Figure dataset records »
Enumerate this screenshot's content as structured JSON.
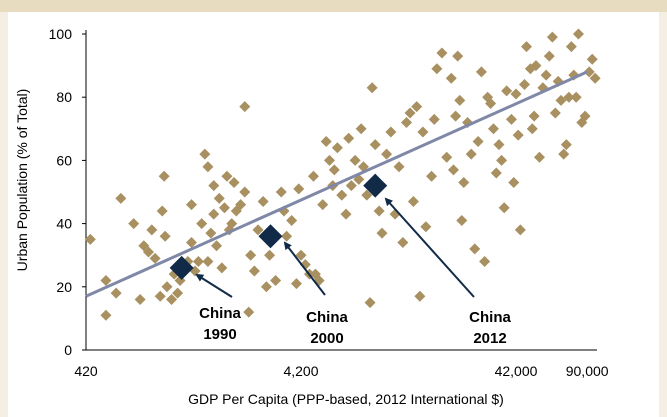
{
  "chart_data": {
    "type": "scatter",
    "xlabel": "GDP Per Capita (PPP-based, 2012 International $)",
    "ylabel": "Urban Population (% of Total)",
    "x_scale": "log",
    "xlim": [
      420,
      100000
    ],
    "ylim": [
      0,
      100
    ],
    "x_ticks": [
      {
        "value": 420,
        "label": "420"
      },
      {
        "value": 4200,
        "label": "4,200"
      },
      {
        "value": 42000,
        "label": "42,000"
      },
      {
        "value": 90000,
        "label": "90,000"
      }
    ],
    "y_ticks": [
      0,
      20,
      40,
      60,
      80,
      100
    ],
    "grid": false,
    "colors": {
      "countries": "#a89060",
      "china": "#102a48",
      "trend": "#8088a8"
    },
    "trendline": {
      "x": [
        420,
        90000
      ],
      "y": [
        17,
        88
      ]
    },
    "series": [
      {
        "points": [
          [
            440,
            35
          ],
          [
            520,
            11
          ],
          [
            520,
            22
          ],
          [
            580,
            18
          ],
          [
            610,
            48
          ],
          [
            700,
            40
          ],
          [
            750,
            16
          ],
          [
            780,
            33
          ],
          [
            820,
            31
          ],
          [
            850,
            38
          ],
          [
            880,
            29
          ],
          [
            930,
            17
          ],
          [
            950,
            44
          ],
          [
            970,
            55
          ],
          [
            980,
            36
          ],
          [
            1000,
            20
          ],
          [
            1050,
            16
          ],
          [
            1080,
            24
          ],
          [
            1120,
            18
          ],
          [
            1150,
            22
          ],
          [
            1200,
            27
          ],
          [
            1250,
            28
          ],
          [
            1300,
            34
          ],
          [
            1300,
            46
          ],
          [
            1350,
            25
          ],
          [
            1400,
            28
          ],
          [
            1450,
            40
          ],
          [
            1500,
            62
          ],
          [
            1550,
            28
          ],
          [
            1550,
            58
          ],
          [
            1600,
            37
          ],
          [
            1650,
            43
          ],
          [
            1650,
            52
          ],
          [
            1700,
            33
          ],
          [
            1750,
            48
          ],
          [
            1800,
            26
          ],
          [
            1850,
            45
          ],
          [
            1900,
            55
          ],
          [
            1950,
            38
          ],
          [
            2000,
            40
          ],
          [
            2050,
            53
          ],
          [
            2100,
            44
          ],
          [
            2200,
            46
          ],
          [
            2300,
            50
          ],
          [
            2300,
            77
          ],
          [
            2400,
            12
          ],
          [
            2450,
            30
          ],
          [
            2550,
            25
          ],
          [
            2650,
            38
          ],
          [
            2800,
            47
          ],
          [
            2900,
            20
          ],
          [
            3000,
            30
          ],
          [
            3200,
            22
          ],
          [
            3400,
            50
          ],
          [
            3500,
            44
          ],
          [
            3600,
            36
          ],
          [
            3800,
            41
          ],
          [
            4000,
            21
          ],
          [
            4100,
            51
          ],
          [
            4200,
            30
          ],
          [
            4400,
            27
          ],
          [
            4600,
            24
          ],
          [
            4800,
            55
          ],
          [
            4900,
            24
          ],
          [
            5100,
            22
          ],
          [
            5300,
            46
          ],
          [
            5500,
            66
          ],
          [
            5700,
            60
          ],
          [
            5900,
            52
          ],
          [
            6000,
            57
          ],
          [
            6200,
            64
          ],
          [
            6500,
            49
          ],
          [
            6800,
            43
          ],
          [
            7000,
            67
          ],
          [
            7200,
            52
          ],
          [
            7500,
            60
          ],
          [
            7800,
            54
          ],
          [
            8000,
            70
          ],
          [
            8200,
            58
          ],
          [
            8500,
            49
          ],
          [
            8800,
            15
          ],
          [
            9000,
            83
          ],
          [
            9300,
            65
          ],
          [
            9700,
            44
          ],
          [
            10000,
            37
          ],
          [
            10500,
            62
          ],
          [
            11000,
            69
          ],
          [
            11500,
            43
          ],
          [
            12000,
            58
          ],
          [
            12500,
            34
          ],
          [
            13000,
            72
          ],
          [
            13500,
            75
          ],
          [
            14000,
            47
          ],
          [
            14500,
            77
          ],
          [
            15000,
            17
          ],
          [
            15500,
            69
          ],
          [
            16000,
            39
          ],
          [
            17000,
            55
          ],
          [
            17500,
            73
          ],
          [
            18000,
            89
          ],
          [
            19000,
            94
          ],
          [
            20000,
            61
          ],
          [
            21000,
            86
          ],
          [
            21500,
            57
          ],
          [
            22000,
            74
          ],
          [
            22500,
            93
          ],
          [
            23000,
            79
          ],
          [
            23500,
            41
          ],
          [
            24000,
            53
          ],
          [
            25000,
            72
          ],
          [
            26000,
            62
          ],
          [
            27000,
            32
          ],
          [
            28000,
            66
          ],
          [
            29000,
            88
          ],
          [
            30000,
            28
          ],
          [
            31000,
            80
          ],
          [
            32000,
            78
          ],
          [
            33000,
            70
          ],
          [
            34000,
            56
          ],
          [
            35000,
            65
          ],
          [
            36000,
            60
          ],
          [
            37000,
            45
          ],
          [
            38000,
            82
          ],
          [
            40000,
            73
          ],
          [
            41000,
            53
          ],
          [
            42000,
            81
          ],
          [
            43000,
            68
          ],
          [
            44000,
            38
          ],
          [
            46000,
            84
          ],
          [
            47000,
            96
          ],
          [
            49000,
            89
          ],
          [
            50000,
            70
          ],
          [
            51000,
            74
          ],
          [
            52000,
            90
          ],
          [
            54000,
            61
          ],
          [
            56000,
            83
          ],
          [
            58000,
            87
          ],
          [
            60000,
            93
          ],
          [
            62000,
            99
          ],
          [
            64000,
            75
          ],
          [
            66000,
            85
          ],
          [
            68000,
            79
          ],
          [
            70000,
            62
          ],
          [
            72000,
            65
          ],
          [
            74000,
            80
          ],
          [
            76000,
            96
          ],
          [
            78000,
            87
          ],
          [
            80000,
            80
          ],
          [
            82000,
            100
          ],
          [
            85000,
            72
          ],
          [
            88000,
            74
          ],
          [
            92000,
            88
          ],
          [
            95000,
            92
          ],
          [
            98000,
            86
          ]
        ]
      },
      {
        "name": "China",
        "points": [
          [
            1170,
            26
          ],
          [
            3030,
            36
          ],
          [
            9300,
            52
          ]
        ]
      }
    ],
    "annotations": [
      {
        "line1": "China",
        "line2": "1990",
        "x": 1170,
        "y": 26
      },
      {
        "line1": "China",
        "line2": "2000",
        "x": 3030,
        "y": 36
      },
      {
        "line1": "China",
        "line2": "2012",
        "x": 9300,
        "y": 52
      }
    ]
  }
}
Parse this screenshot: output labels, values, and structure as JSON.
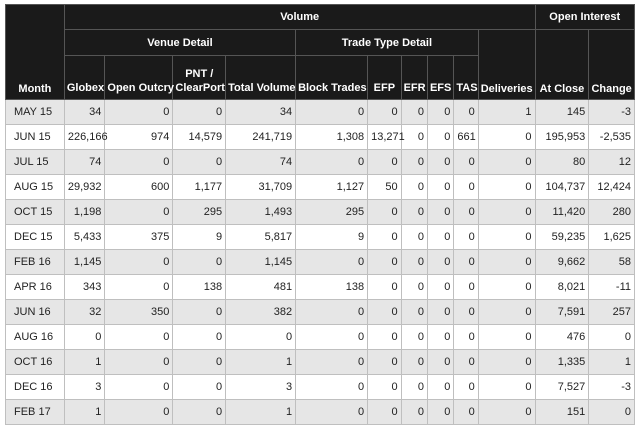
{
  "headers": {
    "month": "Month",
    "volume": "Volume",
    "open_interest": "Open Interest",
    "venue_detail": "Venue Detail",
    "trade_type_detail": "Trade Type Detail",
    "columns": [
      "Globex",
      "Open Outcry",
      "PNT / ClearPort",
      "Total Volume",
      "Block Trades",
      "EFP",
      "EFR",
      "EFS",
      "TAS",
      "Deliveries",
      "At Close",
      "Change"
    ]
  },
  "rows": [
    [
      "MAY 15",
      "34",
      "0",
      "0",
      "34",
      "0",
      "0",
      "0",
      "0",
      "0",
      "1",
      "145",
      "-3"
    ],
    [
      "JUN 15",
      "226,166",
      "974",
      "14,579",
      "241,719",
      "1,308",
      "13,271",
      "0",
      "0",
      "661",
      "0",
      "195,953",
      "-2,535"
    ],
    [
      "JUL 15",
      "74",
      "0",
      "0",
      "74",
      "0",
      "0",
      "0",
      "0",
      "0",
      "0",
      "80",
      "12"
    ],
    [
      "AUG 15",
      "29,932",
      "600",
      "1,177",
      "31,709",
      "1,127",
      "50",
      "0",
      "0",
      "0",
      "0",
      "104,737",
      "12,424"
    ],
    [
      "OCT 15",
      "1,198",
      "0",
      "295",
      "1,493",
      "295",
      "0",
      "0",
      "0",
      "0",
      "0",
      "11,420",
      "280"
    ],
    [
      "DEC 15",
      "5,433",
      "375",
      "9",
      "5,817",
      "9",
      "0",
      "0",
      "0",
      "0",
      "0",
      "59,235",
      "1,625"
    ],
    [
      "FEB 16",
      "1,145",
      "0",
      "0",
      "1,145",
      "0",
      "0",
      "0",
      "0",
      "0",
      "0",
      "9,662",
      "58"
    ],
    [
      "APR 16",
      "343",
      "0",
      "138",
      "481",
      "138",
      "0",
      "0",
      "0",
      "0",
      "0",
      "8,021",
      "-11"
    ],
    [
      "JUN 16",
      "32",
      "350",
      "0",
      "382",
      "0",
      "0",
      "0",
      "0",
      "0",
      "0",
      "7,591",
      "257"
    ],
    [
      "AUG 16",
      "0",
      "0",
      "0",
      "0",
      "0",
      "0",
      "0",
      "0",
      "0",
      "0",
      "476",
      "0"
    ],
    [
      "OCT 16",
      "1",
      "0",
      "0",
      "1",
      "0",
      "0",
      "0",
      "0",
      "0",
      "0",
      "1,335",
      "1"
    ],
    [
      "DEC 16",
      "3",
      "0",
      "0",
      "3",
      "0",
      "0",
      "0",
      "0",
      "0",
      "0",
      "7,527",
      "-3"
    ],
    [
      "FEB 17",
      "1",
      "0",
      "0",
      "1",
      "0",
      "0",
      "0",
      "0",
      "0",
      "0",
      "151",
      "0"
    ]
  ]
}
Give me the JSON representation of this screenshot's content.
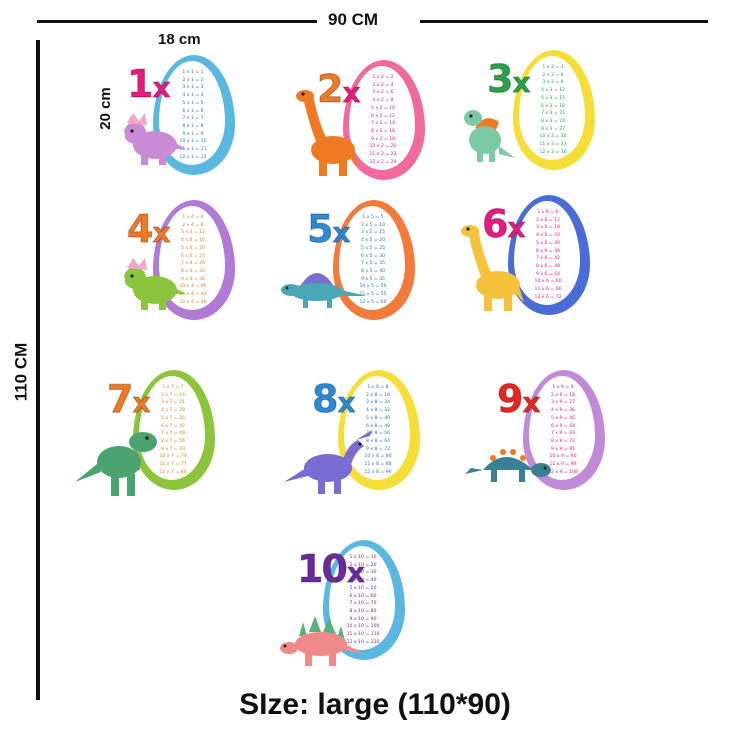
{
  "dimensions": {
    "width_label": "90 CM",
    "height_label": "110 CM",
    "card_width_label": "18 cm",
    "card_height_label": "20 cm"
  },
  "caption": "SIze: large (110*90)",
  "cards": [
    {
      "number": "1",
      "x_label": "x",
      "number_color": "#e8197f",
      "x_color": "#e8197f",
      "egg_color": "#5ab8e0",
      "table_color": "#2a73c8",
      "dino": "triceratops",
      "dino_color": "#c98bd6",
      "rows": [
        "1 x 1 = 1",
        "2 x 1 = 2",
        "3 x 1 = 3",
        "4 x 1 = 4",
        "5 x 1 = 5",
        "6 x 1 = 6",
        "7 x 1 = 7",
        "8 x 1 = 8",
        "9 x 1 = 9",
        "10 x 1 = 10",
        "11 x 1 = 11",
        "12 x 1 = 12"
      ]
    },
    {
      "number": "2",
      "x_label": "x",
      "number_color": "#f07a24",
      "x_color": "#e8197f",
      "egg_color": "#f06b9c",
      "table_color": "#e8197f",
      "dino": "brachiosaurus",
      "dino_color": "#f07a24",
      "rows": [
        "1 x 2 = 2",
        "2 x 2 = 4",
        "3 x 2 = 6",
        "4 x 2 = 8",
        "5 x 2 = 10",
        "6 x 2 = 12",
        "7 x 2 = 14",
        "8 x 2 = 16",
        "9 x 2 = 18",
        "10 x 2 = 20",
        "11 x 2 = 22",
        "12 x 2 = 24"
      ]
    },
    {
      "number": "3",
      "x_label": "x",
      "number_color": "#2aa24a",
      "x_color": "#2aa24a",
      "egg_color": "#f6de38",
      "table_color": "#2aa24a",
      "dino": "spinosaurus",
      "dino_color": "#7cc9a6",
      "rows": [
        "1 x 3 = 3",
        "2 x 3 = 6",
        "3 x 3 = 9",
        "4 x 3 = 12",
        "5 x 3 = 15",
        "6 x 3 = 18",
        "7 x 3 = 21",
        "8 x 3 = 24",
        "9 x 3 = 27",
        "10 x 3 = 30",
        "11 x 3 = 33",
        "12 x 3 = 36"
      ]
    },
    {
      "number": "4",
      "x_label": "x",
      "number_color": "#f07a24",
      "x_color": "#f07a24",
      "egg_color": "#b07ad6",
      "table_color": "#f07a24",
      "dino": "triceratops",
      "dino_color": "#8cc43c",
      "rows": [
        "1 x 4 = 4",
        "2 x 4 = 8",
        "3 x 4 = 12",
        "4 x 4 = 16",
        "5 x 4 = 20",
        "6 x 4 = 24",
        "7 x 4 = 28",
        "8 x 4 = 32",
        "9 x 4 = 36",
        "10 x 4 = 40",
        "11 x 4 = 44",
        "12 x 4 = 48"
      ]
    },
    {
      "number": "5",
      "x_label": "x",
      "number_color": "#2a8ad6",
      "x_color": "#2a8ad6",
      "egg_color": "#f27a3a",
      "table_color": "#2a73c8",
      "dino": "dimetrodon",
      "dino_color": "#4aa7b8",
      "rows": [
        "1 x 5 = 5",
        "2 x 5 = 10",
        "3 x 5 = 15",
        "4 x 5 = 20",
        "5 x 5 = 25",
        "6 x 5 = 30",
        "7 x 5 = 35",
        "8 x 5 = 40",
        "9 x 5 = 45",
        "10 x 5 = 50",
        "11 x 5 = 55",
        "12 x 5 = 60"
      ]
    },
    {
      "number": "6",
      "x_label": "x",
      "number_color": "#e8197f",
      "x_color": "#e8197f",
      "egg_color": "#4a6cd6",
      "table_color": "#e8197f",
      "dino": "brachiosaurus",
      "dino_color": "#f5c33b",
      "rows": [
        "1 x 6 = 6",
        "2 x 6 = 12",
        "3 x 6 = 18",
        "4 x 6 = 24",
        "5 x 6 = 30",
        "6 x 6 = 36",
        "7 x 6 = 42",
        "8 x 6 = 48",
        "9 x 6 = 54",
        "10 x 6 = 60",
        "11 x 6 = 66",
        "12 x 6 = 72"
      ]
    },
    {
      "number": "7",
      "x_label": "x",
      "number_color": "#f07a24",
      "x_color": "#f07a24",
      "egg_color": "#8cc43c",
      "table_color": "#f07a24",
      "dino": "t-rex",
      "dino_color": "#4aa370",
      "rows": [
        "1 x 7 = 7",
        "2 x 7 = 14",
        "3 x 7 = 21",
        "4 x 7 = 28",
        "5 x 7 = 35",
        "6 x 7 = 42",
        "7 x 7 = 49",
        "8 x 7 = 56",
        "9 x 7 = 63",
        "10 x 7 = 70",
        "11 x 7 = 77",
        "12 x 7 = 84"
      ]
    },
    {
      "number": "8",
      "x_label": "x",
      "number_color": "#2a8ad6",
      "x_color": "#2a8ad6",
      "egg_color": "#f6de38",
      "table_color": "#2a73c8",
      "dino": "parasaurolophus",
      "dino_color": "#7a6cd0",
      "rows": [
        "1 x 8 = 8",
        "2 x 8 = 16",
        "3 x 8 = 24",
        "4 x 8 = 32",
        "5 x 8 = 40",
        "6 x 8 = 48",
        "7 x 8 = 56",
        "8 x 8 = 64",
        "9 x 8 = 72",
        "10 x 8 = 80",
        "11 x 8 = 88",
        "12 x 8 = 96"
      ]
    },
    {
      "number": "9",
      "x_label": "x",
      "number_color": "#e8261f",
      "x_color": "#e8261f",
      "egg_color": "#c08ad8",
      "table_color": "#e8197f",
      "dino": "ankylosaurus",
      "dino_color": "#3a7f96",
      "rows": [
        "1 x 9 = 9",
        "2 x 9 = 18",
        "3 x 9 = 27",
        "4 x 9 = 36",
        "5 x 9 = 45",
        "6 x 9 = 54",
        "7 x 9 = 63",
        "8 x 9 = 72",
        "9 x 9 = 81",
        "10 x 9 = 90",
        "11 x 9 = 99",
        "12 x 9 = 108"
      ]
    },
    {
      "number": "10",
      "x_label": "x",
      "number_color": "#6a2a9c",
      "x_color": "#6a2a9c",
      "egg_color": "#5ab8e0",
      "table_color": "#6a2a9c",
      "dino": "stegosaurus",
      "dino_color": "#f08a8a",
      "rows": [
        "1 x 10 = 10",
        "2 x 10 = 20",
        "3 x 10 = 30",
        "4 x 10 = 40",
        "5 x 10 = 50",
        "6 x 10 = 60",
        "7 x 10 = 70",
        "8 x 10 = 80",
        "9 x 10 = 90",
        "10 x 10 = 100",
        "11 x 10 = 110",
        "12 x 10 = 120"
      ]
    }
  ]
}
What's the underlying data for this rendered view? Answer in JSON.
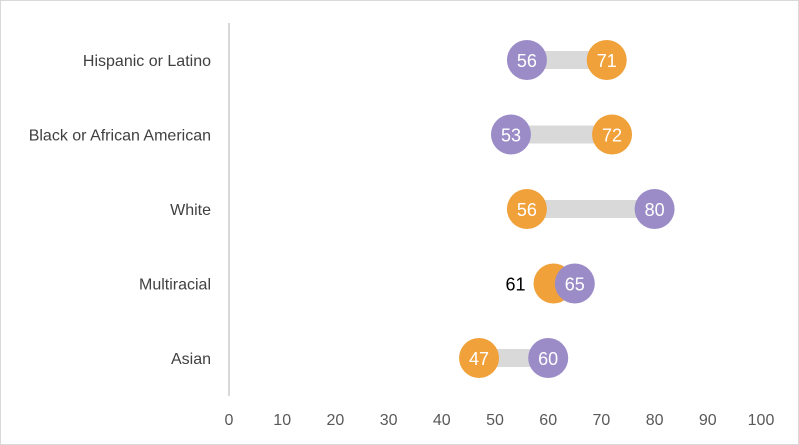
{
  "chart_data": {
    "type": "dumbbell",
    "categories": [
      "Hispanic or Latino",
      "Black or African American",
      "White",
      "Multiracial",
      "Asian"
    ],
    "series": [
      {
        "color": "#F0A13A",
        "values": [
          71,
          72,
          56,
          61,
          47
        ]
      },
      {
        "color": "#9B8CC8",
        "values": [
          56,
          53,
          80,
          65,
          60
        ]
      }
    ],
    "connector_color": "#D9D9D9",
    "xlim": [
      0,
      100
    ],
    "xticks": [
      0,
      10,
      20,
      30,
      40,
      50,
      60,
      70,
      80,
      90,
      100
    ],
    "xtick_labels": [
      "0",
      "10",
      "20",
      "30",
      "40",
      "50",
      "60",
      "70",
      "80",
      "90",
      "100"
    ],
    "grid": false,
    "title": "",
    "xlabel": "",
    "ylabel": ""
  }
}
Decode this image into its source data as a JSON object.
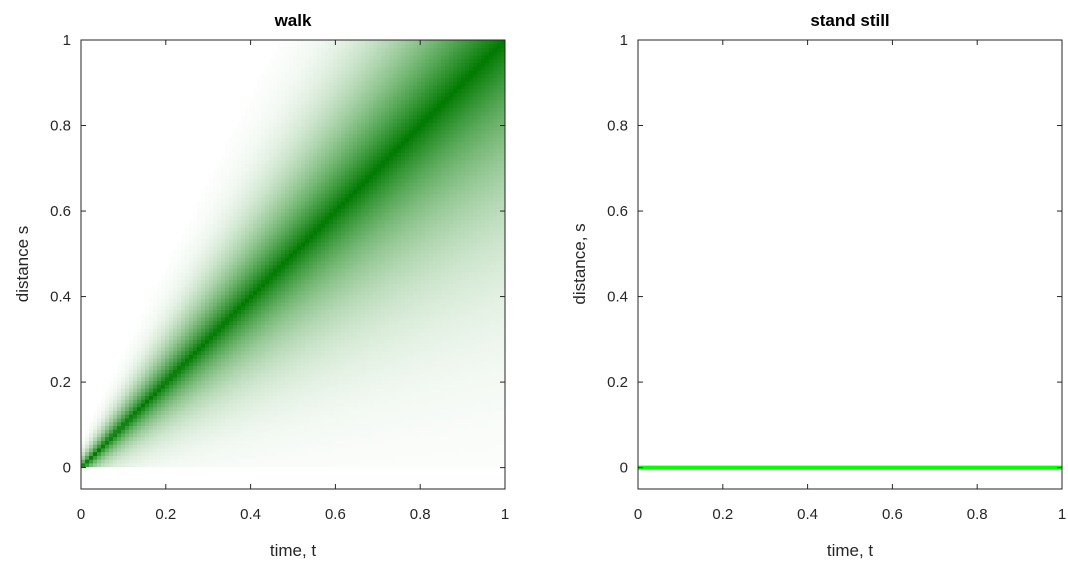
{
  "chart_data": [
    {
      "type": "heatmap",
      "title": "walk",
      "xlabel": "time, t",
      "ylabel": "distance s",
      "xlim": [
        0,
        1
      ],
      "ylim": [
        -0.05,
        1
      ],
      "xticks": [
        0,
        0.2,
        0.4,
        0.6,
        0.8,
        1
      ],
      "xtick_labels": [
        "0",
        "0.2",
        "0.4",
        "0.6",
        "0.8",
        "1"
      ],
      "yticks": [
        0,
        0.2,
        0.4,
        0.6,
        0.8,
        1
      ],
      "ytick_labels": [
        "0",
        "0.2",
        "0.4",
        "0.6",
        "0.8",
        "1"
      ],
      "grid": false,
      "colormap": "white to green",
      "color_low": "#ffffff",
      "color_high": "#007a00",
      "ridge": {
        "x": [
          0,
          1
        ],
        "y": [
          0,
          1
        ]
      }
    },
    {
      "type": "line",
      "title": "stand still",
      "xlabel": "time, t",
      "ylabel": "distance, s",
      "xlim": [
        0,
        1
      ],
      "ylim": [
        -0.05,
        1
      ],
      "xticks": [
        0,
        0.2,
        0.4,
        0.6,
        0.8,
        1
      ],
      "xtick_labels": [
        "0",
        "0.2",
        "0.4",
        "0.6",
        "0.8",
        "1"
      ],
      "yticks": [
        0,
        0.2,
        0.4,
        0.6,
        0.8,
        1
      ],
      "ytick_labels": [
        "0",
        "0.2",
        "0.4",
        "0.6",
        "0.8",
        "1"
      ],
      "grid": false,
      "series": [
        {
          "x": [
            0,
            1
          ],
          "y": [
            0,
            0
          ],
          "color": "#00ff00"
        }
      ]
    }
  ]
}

Exercise aim » Find all lines with "xlabel" in them and copy each one.

Answer to this task »
    "xlabel": "GDP Per Capita (PPP-based, 2012 International $)",
    "xlabel": "",
      "xlabel": "time, t",
      "xlabel": "time, t",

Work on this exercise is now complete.